For each line below that includes the word "have", make a copy.
# START OF Input rows
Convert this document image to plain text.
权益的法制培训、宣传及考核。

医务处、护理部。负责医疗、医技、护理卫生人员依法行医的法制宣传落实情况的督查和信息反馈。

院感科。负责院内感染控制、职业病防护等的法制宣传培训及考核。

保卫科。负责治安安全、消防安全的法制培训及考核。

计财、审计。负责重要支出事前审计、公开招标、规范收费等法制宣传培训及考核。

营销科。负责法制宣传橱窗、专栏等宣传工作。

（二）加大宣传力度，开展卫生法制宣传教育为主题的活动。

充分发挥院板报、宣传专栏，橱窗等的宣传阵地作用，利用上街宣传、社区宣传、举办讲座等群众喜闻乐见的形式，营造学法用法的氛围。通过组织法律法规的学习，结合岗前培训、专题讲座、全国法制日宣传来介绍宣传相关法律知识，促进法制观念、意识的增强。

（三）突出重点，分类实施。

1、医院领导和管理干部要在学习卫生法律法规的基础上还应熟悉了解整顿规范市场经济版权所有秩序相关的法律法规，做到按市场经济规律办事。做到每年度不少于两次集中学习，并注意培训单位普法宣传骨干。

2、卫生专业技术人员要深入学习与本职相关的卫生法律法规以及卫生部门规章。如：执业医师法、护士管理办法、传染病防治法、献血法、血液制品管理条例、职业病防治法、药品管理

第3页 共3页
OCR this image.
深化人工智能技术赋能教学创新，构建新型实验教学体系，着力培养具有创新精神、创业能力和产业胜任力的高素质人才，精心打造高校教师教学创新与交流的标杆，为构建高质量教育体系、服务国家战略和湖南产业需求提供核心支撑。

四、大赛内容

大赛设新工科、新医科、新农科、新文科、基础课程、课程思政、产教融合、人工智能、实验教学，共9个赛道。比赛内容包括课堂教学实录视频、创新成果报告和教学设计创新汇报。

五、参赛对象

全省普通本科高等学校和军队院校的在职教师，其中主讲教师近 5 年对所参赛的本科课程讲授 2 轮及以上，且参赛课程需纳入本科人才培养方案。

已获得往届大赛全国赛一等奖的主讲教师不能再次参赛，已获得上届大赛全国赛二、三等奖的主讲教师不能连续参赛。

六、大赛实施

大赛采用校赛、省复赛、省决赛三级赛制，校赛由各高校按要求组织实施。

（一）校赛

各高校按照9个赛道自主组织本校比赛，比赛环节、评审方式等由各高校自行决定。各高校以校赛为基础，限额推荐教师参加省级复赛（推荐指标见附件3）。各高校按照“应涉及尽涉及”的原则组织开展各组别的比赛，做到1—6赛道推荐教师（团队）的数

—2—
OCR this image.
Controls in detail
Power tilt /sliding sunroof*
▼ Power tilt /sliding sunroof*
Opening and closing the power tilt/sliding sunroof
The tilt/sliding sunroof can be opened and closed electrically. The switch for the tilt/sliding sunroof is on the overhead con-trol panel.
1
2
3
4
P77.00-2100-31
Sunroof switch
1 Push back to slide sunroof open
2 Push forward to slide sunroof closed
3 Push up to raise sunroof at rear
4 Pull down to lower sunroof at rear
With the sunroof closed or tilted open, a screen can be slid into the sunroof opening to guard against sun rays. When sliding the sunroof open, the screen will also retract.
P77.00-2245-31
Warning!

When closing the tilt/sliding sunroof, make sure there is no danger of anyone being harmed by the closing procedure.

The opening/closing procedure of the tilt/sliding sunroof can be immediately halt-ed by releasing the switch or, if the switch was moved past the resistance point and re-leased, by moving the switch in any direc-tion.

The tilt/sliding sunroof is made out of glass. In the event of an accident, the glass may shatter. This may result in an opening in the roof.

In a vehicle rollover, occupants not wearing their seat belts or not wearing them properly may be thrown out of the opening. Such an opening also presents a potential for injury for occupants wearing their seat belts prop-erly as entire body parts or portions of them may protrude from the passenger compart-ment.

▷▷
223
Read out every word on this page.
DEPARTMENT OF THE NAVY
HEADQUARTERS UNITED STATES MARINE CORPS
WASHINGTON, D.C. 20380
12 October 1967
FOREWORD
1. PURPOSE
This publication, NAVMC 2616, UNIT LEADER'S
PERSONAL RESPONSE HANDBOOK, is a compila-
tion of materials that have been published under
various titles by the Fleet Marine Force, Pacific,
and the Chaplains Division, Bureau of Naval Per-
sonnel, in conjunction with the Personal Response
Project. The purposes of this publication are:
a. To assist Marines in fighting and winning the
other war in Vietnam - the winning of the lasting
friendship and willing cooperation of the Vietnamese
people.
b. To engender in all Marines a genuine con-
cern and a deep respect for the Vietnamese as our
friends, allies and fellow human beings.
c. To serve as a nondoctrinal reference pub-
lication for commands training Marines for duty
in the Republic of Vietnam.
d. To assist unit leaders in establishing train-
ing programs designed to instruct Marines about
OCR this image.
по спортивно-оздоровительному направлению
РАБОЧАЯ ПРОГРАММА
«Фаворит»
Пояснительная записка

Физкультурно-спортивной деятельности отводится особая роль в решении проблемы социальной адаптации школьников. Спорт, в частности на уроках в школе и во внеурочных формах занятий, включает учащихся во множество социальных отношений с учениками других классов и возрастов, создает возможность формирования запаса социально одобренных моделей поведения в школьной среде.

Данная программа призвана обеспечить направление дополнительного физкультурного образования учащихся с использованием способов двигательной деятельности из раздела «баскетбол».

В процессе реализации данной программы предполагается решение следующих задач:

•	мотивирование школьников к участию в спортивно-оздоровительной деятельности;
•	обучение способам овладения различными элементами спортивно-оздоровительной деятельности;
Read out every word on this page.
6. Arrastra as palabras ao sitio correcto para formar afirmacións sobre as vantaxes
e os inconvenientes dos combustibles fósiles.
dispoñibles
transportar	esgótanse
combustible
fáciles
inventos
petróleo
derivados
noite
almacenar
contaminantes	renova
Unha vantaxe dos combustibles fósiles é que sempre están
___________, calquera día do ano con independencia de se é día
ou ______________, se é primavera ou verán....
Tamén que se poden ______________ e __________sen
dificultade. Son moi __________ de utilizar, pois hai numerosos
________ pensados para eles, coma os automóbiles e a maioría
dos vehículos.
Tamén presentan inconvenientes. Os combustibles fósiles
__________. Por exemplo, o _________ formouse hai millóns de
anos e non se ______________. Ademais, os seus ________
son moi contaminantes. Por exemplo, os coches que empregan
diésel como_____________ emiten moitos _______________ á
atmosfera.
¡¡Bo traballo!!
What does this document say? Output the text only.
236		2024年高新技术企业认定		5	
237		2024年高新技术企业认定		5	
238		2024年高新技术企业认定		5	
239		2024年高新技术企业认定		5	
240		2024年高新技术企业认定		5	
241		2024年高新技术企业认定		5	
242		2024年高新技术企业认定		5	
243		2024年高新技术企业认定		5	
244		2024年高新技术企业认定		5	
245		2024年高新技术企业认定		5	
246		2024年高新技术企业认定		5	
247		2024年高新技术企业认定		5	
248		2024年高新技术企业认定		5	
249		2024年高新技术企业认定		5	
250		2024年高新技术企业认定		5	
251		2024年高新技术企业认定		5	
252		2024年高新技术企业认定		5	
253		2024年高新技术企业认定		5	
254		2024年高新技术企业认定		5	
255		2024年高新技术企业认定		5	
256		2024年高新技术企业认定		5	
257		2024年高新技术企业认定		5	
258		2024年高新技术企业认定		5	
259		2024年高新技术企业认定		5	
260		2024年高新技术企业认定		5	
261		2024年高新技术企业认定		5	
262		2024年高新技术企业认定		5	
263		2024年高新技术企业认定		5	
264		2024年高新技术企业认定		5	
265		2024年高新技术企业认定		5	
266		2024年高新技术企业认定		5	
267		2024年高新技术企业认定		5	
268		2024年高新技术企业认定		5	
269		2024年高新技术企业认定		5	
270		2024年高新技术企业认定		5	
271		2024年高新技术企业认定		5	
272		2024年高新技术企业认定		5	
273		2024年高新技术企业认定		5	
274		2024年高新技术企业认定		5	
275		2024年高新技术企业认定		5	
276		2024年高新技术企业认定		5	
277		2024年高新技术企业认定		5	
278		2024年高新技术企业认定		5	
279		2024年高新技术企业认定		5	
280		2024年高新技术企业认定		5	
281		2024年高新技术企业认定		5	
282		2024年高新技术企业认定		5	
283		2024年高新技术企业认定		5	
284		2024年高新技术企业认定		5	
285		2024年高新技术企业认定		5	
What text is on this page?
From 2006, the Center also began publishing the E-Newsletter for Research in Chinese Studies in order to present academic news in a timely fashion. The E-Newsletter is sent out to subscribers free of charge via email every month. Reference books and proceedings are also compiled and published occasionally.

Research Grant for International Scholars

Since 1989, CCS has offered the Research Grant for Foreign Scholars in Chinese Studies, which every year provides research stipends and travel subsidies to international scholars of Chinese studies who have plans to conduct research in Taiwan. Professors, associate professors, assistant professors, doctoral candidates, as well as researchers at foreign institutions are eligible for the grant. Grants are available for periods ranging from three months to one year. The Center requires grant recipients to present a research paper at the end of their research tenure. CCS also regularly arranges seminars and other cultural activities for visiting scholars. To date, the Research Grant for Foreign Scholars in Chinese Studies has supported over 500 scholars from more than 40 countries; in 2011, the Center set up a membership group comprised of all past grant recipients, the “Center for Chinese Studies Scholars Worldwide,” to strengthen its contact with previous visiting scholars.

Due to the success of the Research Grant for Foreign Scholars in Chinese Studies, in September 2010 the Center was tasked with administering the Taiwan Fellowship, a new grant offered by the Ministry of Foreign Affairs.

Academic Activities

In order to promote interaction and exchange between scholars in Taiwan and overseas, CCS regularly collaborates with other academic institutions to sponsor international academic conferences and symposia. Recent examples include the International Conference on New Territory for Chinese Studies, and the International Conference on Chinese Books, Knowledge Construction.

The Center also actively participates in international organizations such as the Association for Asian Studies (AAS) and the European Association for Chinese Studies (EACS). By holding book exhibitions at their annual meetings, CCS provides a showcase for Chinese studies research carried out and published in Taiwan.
# END OF Input rows
Response to this exercise:
tion of materials that have been published under
Since 1989, CCS has offered the Research Grant for Foreign Scholars in Chinese Studies, which every year provides research stipends and travel subsidies to international scholars of Chinese studies who have plans to conduct research in Taiwan. Professors, associate professors, assistant professors, doctoral candidates, as well as researchers at foreign institutions are eligible for the grant. Grants are available for periods ranging from three months to one year. The Center requires grant recipients to present a research paper at the end of their research tenure. CCS also regularly arranges seminars and other cultural activities for visiting scholars. To date, the Research Grant for Foreign Scholars in Chinese Studies has supported over 500 scholars from more than 40 countries; in 2011, the Center set up a membership group comprised of all past grant recipients, the “Center for Chinese Studies Scholars Worldwide,” to strengthen its contact with previous visiting scholars.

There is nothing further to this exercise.